━━ SUPPLIED RECORDS

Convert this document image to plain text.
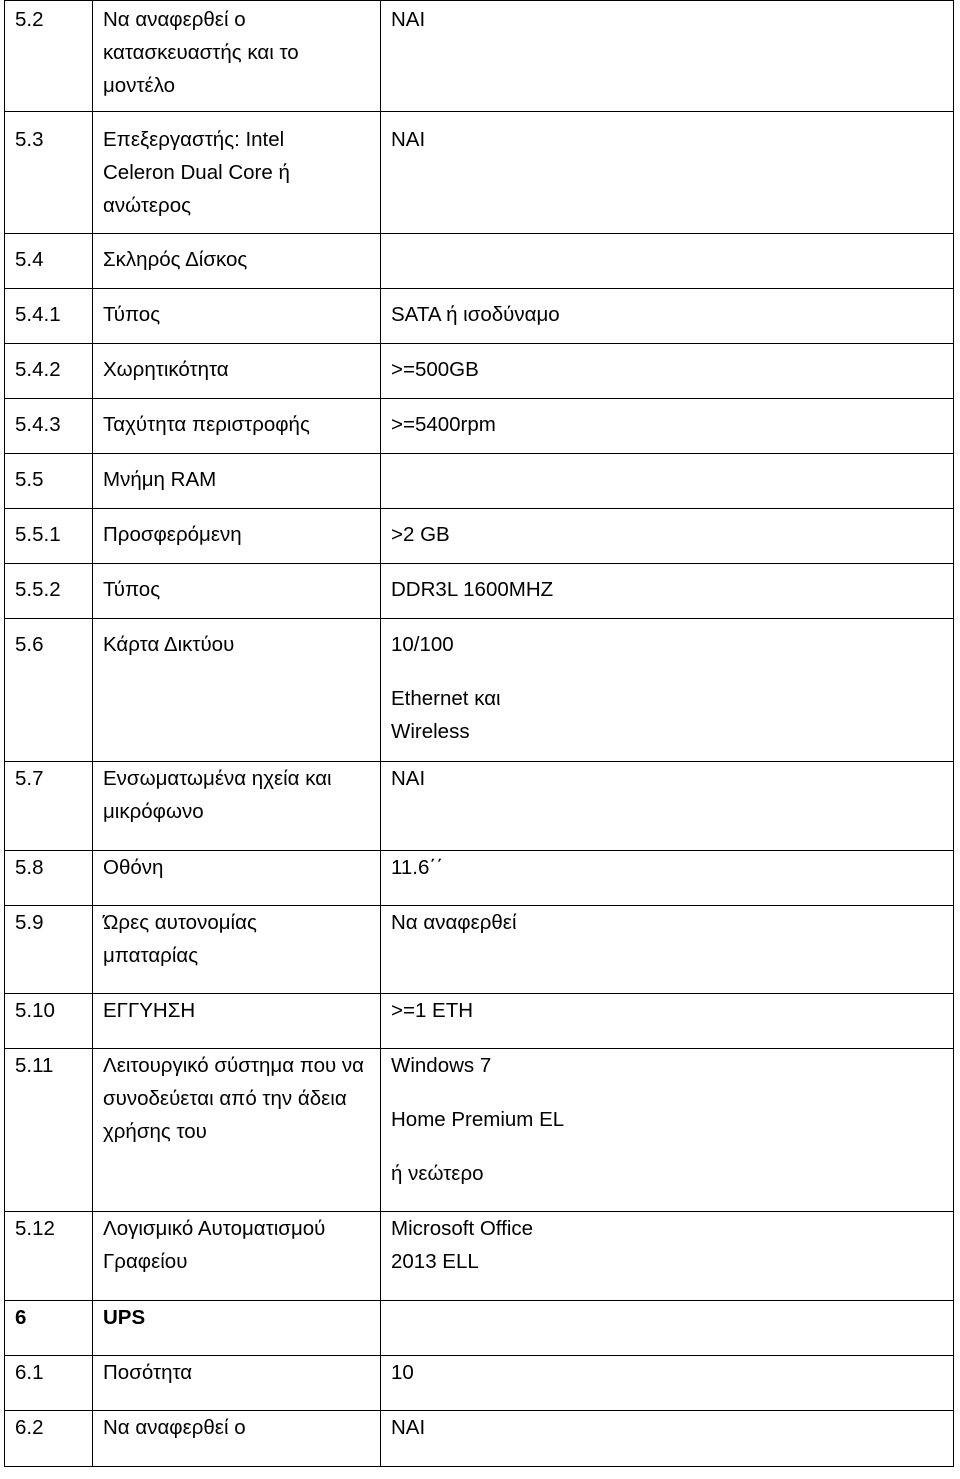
5.2	Να αναφερθεί ο κατασκευαστής και το μοντέλο	ΝΑΙ

5.3	Επεξεργαστής: Intel Celeron Dual Core ή ανώτερος	ΝΑΙ

5.4	Σκληρός Δίσκος	

5.4.1	Τύπος	SATA ή ισοδύναμο

5.4.2	Χωρητικότητα	>=500GB

5.4.3	Ταχύτητα περιστροφής	>=5400rpm

5.5	Μνήμη RAM	

5.5.1	Προσφερόμενη	>2 GB

5.5.2	Τύπος	DDR3L 1600MHZ

5.6	Κάρτα Δικτύου	10/100
Ethernet και Wireless

5.7	Ενσωματωμένα ηχεία και μικρόφωνο	ΝΑΙ

5.8	Οθόνη	11.6΄΄

5.9	Ώρες αυτονομίας μπαταρίας	Να αναφερθεί

5.10	ΕΓΓΥΗΣΗ	>=1 ΕΤΗ

5.11	Λειτουργικό σύστημα που να συνοδεύεται από την άδεια χρήσης του	Windows 7
Home Premium EL
ή νεώτερο

5.12	Λογισμικό Αυτοματισμού Γραφείου	Microsoft Office 2013 ELL

6	UPS	

6.1	Ποσότητα	10

6.2	Να αναφερθεί ο	ΝΑΙ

━━━━

(DESCRIPTION OF THE TASK) Take every line that includes the string "αναφερθεί" and copy it.

(WORKED SOLUTION)
5.2	Να αναφερθεί ο κατασκευαστής και το μοντέλο	ΝΑΙ
5.9	Ώρες αυτονομίας μπαταρίας	Να αναφερθεί
6.2	Να αναφερθεί ο	ΝΑΙ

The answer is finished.